| Problem statement |
Wherever a line below holds the word "未来屋書店", copy that line.

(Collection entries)
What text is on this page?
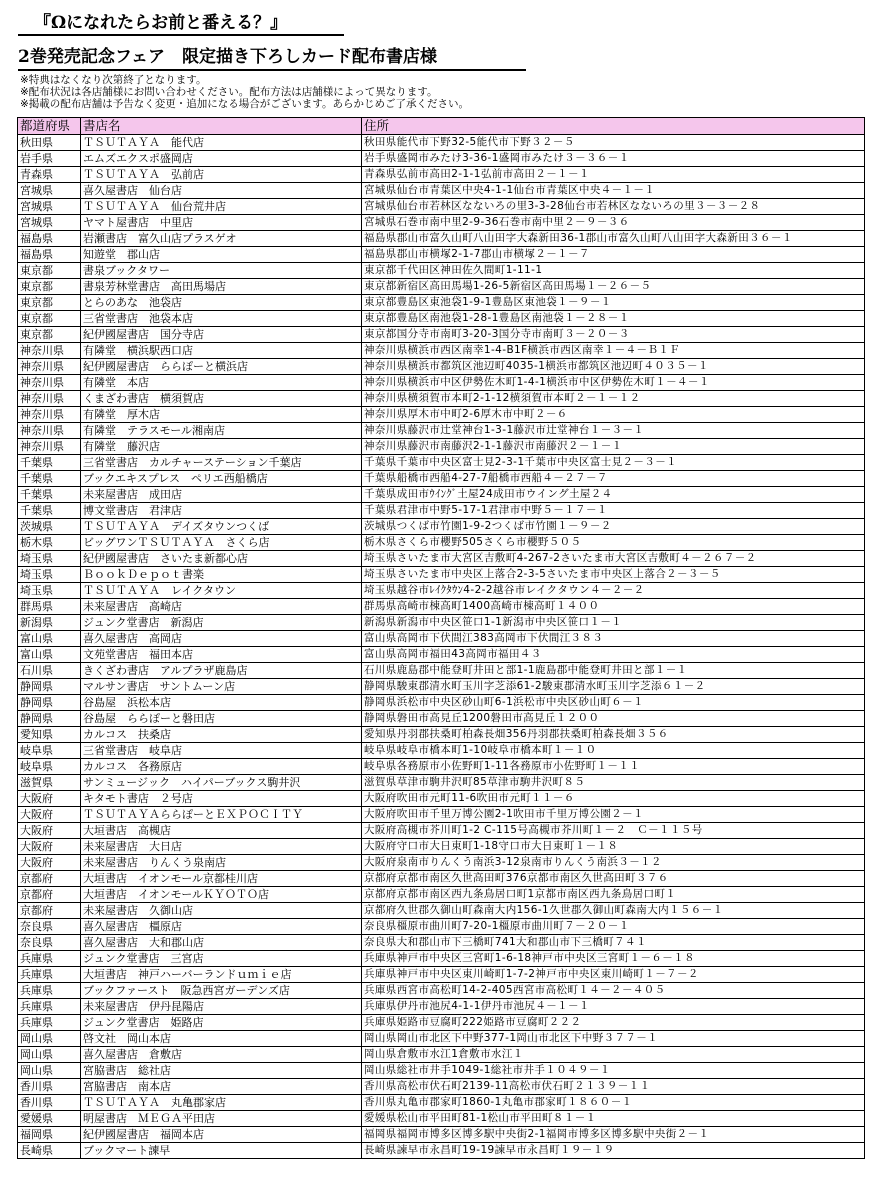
『Ωになれたらお前と番える？』
2巻発売記念フェア　限定描き下ろしカード配布書店様
※特典はなくなり次第終了となります。
※配布状況は各店舗様にお問い合わせください。配布方法は店舗様によって異なります。
※掲載の配布店舗は予告なく変更・追加になる場合がございます。あらかじめご了承ください。
都道府県	書店名	住所
秋田県	ＴＳＵＴＡＹＡ　能代店	秋田県能代市下野32-5能代市下野３２－５
岩手県	エムズエクスポ盛岡店	岩手県盛岡市みたけ3-36-1盛岡市みたけ３－３６－１
青森県	ＴＳＵＴＡＹＡ　弘前店	青森県弘前市高田2-1-1弘前市高田２－１－１
宮城県	喜久屋書店　仙台店	宮城県仙台市青葉区中央4-1-1仙台市青葉区中央４－１－１
宮城県	ＴＳＵＴＡＹＡ　仙台荒井店	宮城県仙台市若林区なないろの里3-3-28仙台市若林区なないろの里３－３－２８
宮城県	ヤマト屋書店　中里店	宮城県石巻市南中里2-9-36石巻市南中里２－９－３６
福島県	岩瀬書店　富久山店プラスゲオ	福島県郡山市富久山町八山田字大森新田36-1郡山市富久山町八山田字大森新田３６－１
福島県	知遊堂　郡山店	福島県郡山市横塚2-1-7郡山市横塚２－１－７
東京都	書泉ブックタワー	東京都千代田区神田佐久間町1-11-1
東京都	書泉芳林堂書店　高田馬場店	東京都新宿区高田馬場1-26-5新宿区高田馬場１－２６－５
東京都	とらのあな　池袋店	東京都豊島区東池袋1-9-1豊島区東池袋１－９－１
東京都	三省堂書店　池袋本店	東京都豊島区南池袋1-28-1豊島区南池袋１－２８－１
東京都	紀伊國屋書店　国分寺店	東京都国分寺市南町3-20-3国分寺市南町３－２０－３
神奈川県	有隣堂　横浜駅西口店	神奈川県横浜市西区南幸1-4-B1F横浜市西区南幸１－４－Ｂ１Ｆ
神奈川県	紀伊國屋書店　ららぽーと横浜店	神奈川県横浜市都筑区池辺町4035-1横浜市都筑区池辺町４０３５－１
神奈川県	有隣堂　本店	神奈川県横浜市中区伊勢佐木町1-4-1横浜市中区伊勢佐木町１－４－１
神奈川県	くまざわ書店　横須賀店	神奈川県横須賀市本町2-1-12横須賀市本町２－１－１２
神奈川県	有隣堂　厚木店	神奈川県厚木市中町2-6厚木市中町２－６
神奈川県	有隣堂　テラスモール湘南店	神奈川県藤沢市辻堂神台1-3-1藤沢市辻堂神台１－３－１
神奈川県	有隣堂　藤沢店	神奈川県藤沢市南藤沢2-1-1藤沢市南藤沢２－１－１
千葉県	三省堂書店　カルチャーステーション千葉店	千葉県千葉市中央区富士見2-3-1千葉市中央区富士見２－３－１
千葉県	ブックエキスプレス　ペリエ西船橋店	千葉県船橋市西船4-27-7船橋市西船４－２７－７
千葉県	未来屋書店　成田店	千葉県成田市ｳｲﾝｸﾞ土屋24成田市ウイング土屋２４
千葉県	博文堂書店　君津店	千葉県君津市中野5-17-1君津市中野５－１７－１
茨城県	ＴＳＵＴＡＹＡ　デイズタウンつくば	茨城県つくば市竹園1-9-2つくば市竹園１－９－２
栃木県	ビッグワンＴＳＵＴＡＹＡ　さくら店	栃木県さくら市櫻野505さくら市櫻野５０５
埼玉県	紀伊國屋書店　さいたま新都心店	埼玉県さいたま市大宮区吉敷町4-267-2さいたま市大宮区吉敷町４－２６７－２
埼玉県	ＢｏｏｋＤｅｐｏｔ書楽	埼玉県さいたま市中央区上落合2-3-5さいたま市中央区上落合２－３－５
埼玉県	ＴＳＵＴＡＹＡ　レイクタウン	埼玉県越谷市ﾚｲｸﾀｳﾝ4-2-2越谷市レイクタウン４－２－２
群馬県	未来屋書店　高崎店	群馬県高崎市棟高町1400高崎市棟高町１４００
新潟県	ジュンク堂書店　新潟店	新潟県新潟市中央区笹口1-1新潟市中央区笹口１－１
富山県	喜久屋書店　高岡店	富山県高岡市下伏間江383高岡市下伏間江３８３
富山県	文苑堂書店　福田本店	富山県高岡市福田43高岡市福田４３
石川県	きくざわ書店　アルプラザ鹿島店	石川県鹿島郡中能登町井田と部1-1鹿島郡中能登町井田と部１－１
静岡県	マルサン書店　サントムーン店	静岡県駿東郡清水町玉川字芝添61-2駿東郡清水町玉川字芝添６１－２
静岡県	谷島屋　浜松本店	静岡県浜松市中央区砂山町6-1浜松市中央区砂山町６－１
静岡県	谷島屋　ららぽーと磐田店	静岡県磐田市高見丘1200磐田市高見丘１２００
愛知県	カルコス　扶桑店	愛知県丹羽郡扶桑町柏森長畑356丹羽郡扶桑町柏森長畑３５６
岐阜県	三省堂書店　岐阜店	岐阜県岐阜市橋本町1-10岐阜市橋本町１－１０
岐阜県	カルコス　各務原店	岐阜県各務原市小佐野町1-11各務原市小佐野町１－１１
滋賀県	サンミュージック　ハイパーブックス駒井沢	滋賀県草津市駒井沢町85草津市駒井沢町８５
大阪府	キタモト書店　２号店	大阪府吹田市元町11-6吹田市元町１１－６
大阪府	ＴＳＵＴＡＹＡららぽーとＥＸＰＯＣＩＴＹ	大阪府吹田市千里万博公園2-1吹田市千里万博公園２－１
大阪府	大垣書店　高槻店	大阪府高槻市芥川町1-2 C-115号高槻市芥川町１－２　Ｃ－１１５号
大阪府	未来屋書店　大日店	大阪府守口市大日東町1-18守口市大日東町１－１８
大阪府	未来屋書店　りんくう泉南店	大阪府泉南市りんくう南浜3-12泉南市りんくう南浜３－１２
京都府	大垣書店　イオンモール京都桂川店	京都府京都市南区久世高田町376京都市南区久世高田町３７６
京都府	大垣書店　イオンモールＫＹＯＴＯ店	京都府京都市南区西九条鳥居口町1京都市南区西九条鳥居口町１
京都府	未来屋書店　久御山店	京都府久世郡久御山町森南大内156-1久世郡久御山町森南大内１５６－１
奈良県	喜久屋書店　橿原店	奈良県橿原市曲川町7-20-1橿原市曲川町７－２０－１
奈良県	喜久屋書店　大和郡山店	奈良県大和郡山市下三橋町741大和郡山市下三橋町７４１
兵庫県	ジュンク堂書店　三宮店	兵庫県神戸市中央区三宮町1-6-18神戸市中央区三宮町１－６－１８
兵庫県	大垣書店　神戸ハーバーランドｕｍｉｅ店	兵庫県神戸市中央区東川崎町1-7-2神戸市中央区東川崎町１－７－２
兵庫県	ブックファースト　阪急西宮ガーデンズ店	兵庫県西宮市高松町14-2-405西宮市高松町１４－２－４０５
兵庫県	未来屋書店　伊丹昆陽店	兵庫県伊丹市池尻4-1-1伊丹市池尻４－１－１
兵庫県	ジュンク堂書店　姫路店	兵庫県姫路市豆腐町222姫路市豆腐町２２２
岡山県	啓文社　岡山本店	岡山県岡山市北区下中野377-1岡山市北区下中野３７７－１
岡山県	喜久屋書店　倉敷店	岡山県倉敷市水江1倉敷市水江１
岡山県	宮脇書店　総社店	岡山県総社市井手1049-1総社市井手１０４９－１
香川県	宮脇書店　南本店	香川県高松市伏石町2139-11高松市伏石町２１３９－１１
香川県	ＴＳＵＴＡＹＡ　丸亀郡家店	香川県丸亀市郡家町1860-1丸亀市郡家町１８６０－１
愛媛県	明屋書店　ＭＥＧＡ平田店	愛媛県松山市平田町81-1松山市平田町８１－１
福岡県	紀伊國屋書店　福岡本店	福岡県福岡市博多区博多駅中央街2-1福岡市博多区博多駅中央街２－１
長崎県	ブックマート諫早	長崎県諫早市永昌町19-19諫早市永昌町１９－１９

| Answer in full |
千葉県	未来屋書店　成田店	千葉県成田市ｳｲﾝｸﾞ土屋24成田市ウイング土屋２４
群馬県	未来屋書店　高崎店	群馬県高崎市棟高町1400高崎市棟高町１４００
大阪府	未来屋書店　大日店	大阪府守口市大日東町1-18守口市大日東町１－１８
大阪府	未来屋書店　りんくう泉南店	大阪府泉南市りんくう南浜3-12泉南市りんくう南浜３－１２
京都府	未来屋書店　久御山店	京都府久世郡久御山町森南大内156-1久世郡久御山町森南大内１５６－１
兵庫県	未来屋書店　伊丹昆陽店	兵庫県伊丹市池尻4-1-1伊丹市池尻４－１－１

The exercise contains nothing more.